Task instructions | Copy the data below line for line, with no changes to the wording, numbers or punctuation. Omit the pictures.

------------------------

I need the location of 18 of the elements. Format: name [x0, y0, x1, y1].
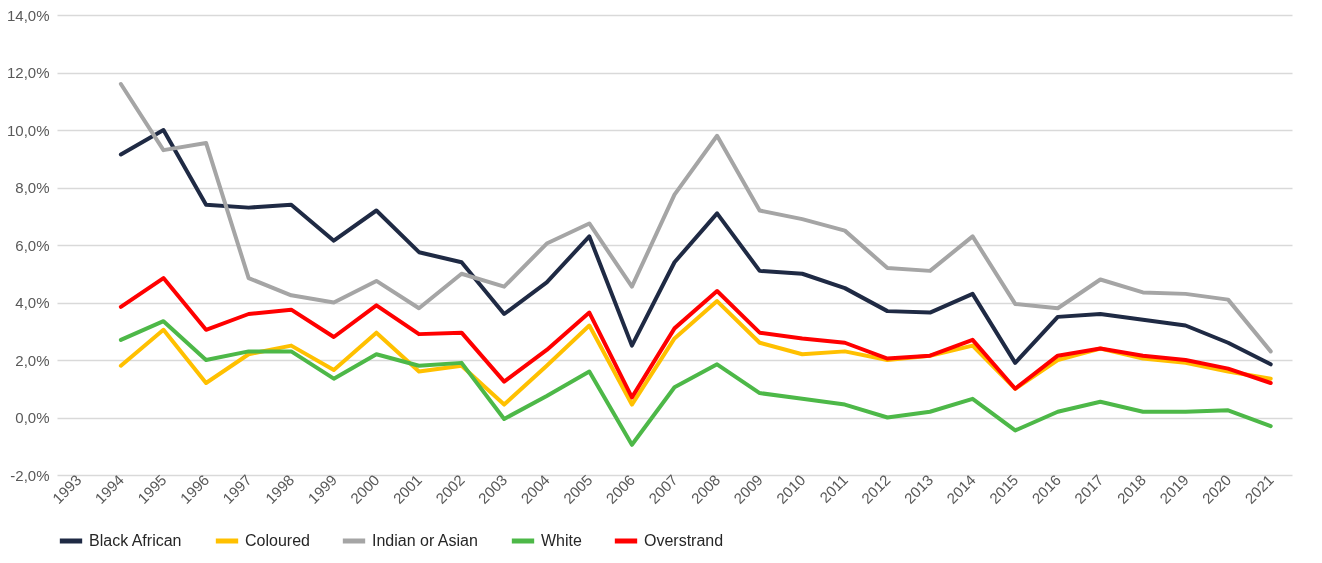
y-tick-label: 10,0% — [6, 121, 50, 139]
y-tick-label: 8,0% — [15, 179, 50, 196]
y-tick-label: 14,0% — [6, 6, 50, 24]
legend-label: Overstrand — [644, 532, 724, 549]
y-tick-label: 2,0% — [15, 351, 50, 369]
y-tick-label: -2,0% — [10, 466, 50, 484]
y-tick-label: 6,0% — [15, 236, 50, 254]
line-series — [118, 276, 1273, 400]
line-series — [118, 82, 1273, 354]
y-tick-label: 12,0% — [6, 64, 50, 81]
line-series — [118, 128, 1273, 367]
line-series — [118, 319, 1273, 447]
legend-label: Coloured — [245, 532, 310, 549]
y-tick-label: 4,0% — [15, 294, 50, 311]
y-tick-label: 0,0% — [15, 409, 50, 426]
legend-label: Indian or Asian — [372, 532, 478, 549]
legend-label: White — [541, 532, 582, 549]
legend-label: Black African — [89, 532, 182, 549]
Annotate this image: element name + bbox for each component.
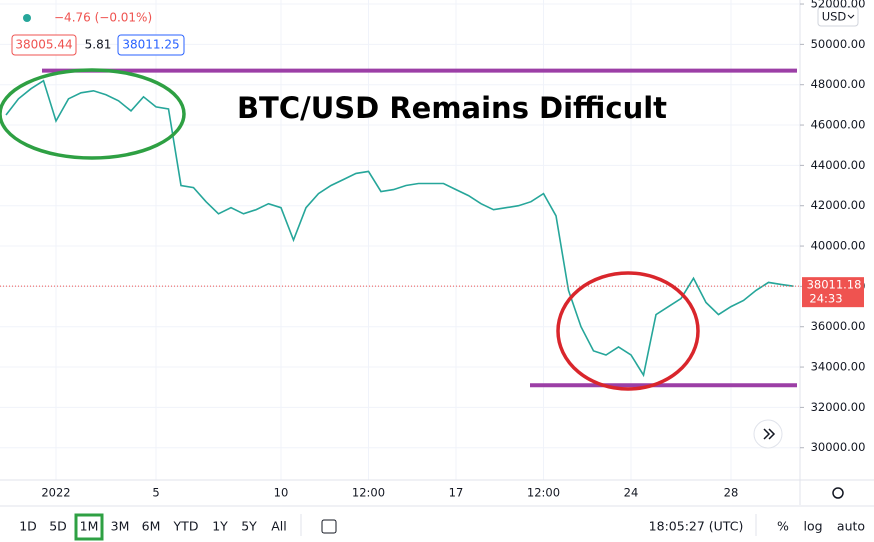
range-button[interactable]: 5D xyxy=(49,519,67,534)
y-tick-label: 42000.00 xyxy=(811,198,866,212)
price-line xyxy=(5,79,794,378)
x-tick-label: 12:00 xyxy=(352,486,385,500)
range-button[interactable]: 1Y xyxy=(212,519,228,534)
clock: 18:05:27 (UTC) xyxy=(649,519,744,534)
currency-select[interactable] xyxy=(817,6,859,27)
scroll-icon xyxy=(763,428,776,440)
bid: 38005.44 xyxy=(15,38,72,52)
x-tick-label: 2022 xyxy=(41,486,70,500)
chart-title: BTC/USD Remains Difficult xyxy=(237,91,667,125)
currency: USD xyxy=(822,10,847,24)
y-tick-label: 48000.00 xyxy=(811,77,866,91)
spread: 5.81 xyxy=(85,38,112,52)
y-tick-label: 30000.00 xyxy=(811,440,866,454)
range-button[interactable]: 1D xyxy=(19,519,37,534)
last-price-label: 38011.18 xyxy=(807,278,862,292)
range-button[interactable]: 3M xyxy=(111,519,130,534)
y-tick-label: 34000.00 xyxy=(811,360,866,374)
range-button[interactable]: All xyxy=(271,519,287,534)
x-tick-label: 24 xyxy=(624,486,639,500)
y-tick-label: 50000.00 xyxy=(811,37,866,51)
log-toggle[interactable]: log xyxy=(803,519,822,534)
range-button[interactable]: 1M xyxy=(80,519,99,534)
countdown: 24:33 xyxy=(809,292,842,306)
bid-box[interactable] xyxy=(11,34,77,56)
x-tick-label: 10 xyxy=(274,486,289,500)
y-tick-label: 36000.00 xyxy=(811,319,866,333)
x-tick-label: 12:00 xyxy=(527,486,560,500)
x-tick-label: 17 xyxy=(449,486,464,500)
selected-range xyxy=(74,513,104,541)
status-dot xyxy=(23,14,31,22)
y-tick-label: 44000.00 xyxy=(811,158,866,172)
range-button[interactable]: 6M xyxy=(142,519,161,534)
ask: 38011.25 xyxy=(122,38,179,52)
y-tick-label: 46000.00 xyxy=(811,118,866,132)
settings-icon[interactable] xyxy=(832,487,844,499)
ask-box[interactable] xyxy=(117,34,185,56)
y-tick-label: 40000.00 xyxy=(811,239,866,253)
highlight-circle xyxy=(0,68,186,160)
range-button[interactable]: YTD xyxy=(173,519,199,534)
auto-toggle[interactable]: auto xyxy=(837,519,865,534)
highlight-circle xyxy=(556,271,700,391)
dropdown-icon xyxy=(847,14,855,19)
plot xyxy=(0,68,800,388)
y-tick-label: 32000.00 xyxy=(811,400,866,414)
y-tick-label: 52000.00 xyxy=(811,0,866,11)
percent-toggle[interactable]: % xyxy=(777,519,789,534)
compare-icon[interactable] xyxy=(321,519,337,534)
change: −4.76 (−0.01%) xyxy=(54,11,152,25)
toolbar: 1D 5D 1M 3M 6M YTD 1Y 5Y All xyxy=(19,519,287,534)
x-tick-label: 5 xyxy=(152,486,159,500)
x-tick-label: 28 xyxy=(724,486,739,500)
last-price-tag xyxy=(802,277,864,308)
range-button[interactable]: 5Y xyxy=(241,519,257,534)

------------------------

Output of the exercise |
I need the location of 18 of the elements. Format: name [x0, y0, x1, y1].
y-tick-label: 10,0% — [6, 121, 50, 139]
y-tick-label: 8,0% — [15, 179, 50, 196]
y-tick-label: 14,0% — [6, 6, 50, 24]
legend-label: Overstrand — [644, 532, 724, 549]
y-tick-label: 2,0% — [15, 351, 50, 369]
y-tick-label: -2,0% — [10, 466, 50, 484]
y-tick-label: 6,0% — [15, 236, 50, 254]
line-series — [118, 276, 1273, 400]
line-series — [118, 82, 1273, 354]
y-tick-label: 12,0% — [6, 64, 50, 81]
line-series — [118, 128, 1273, 367]
line-series — [118, 319, 1273, 447]
legend-label: Coloured — [245, 532, 310, 549]
y-tick-label: 4,0% — [15, 294, 50, 311]
y-tick-label: 0,0% — [15, 409, 50, 426]
legend-label: Indian or Asian — [372, 532, 478, 549]
legend-label: White — [541, 532, 582, 549]
legend-label: Black African — [89, 532, 182, 549]
Annotate this image: element name + bbox for each component.
range-button[interactable]: 5D xyxy=(49,519,67,534)
y-tick-label: 42000.00 xyxy=(811,198,866,212)
price-line xyxy=(5,79,794,378)
x-tick-label: 12:00 xyxy=(352,486,385,500)
range-button[interactable]: 1Y xyxy=(212,519,228,534)
clock: 18:05:27 (UTC) xyxy=(649,519,744,534)
currency-select[interactable] xyxy=(817,6,859,27)
scroll-icon xyxy=(763,428,776,440)
bid: 38005.44 xyxy=(15,38,72,52)
x-tick-label: 2022 xyxy=(41,486,70,500)
chart-title: BTC/USD Remains Difficult xyxy=(237,91,667,125)
currency: USD xyxy=(822,10,847,24)
y-tick-label: 48000.00 xyxy=(811,77,866,91)
spread: 5.81 xyxy=(85,38,112,52)
y-tick-label: 30000.00 xyxy=(811,440,866,454)
range-button[interactable]: 1D xyxy=(19,519,37,534)
last-price-label: 38011.18 xyxy=(807,278,862,292)
range-button[interactable]: 3M xyxy=(111,519,130,534)
y-tick-label: 34000.00 xyxy=(811,360,866,374)
range-button[interactable]: All xyxy=(271,519,287,534)
x-tick-label: 24 xyxy=(624,486,639,500)
y-tick-label: 50000.00 xyxy=(811,37,866,51)
log-toggle[interactable]: log xyxy=(803,519,822,534)
range-button[interactable]: 1M xyxy=(80,519,99,534)
countdown: 24:33 xyxy=(809,292,842,306)
bid-box[interactable] xyxy=(11,34,77,56)
x-tick-label: 10 xyxy=(274,486,289,500)
y-tick-label: 36000.00 xyxy=(811,319,866,333)
x-tick-label: 12:00 xyxy=(527,486,560,500)
x-tick-label: 17 xyxy=(449,486,464,500)
selected-range xyxy=(74,513,104,541)
status-dot xyxy=(23,14,31,22)
y-tick-label: 44000.00 xyxy=(811,158,866,172)
range-button[interactable]: 6M xyxy=(142,519,161,534)
ask: 38011.25 xyxy=(122,38,179,52)
y-tick-label: 46000.00 xyxy=(811,118,866,132)
settings-icon[interactable] xyxy=(832,487,844,499)
ask-box[interactable] xyxy=(117,34,185,56)
y-tick-label: 40000.00 xyxy=(811,239,866,253)
highlight-circle xyxy=(0,68,186,160)
range-button[interactable]: YTD xyxy=(173,519,199,534)
auto-toggle[interactable]: auto xyxy=(837,519,865,534)
highlight-circle xyxy=(556,271,700,391)
dropdown-icon xyxy=(847,14,855,19)
plot xyxy=(0,68,800,388)
y-tick-label: 32000.00 xyxy=(811,400,866,414)
y-tick-label: 52000.00 xyxy=(811,0,866,11)
percent-toggle[interactable]: % xyxy=(777,519,789,534)
compare-icon[interactable] xyxy=(321,519,337,534)
change: −4.76 (−0.01%) xyxy=(54,11,152,25)
toolbar: 1D 5D 1M 3M 6M YTD 1Y 5Y All xyxy=(19,519,287,534)
x-tick-label: 5 xyxy=(152,486,159,500)
x-tick-label: 28 xyxy=(724,486,739,500)
last-price-tag xyxy=(802,277,864,308)
range-button[interactable]: 5Y xyxy=(241,519,257,534)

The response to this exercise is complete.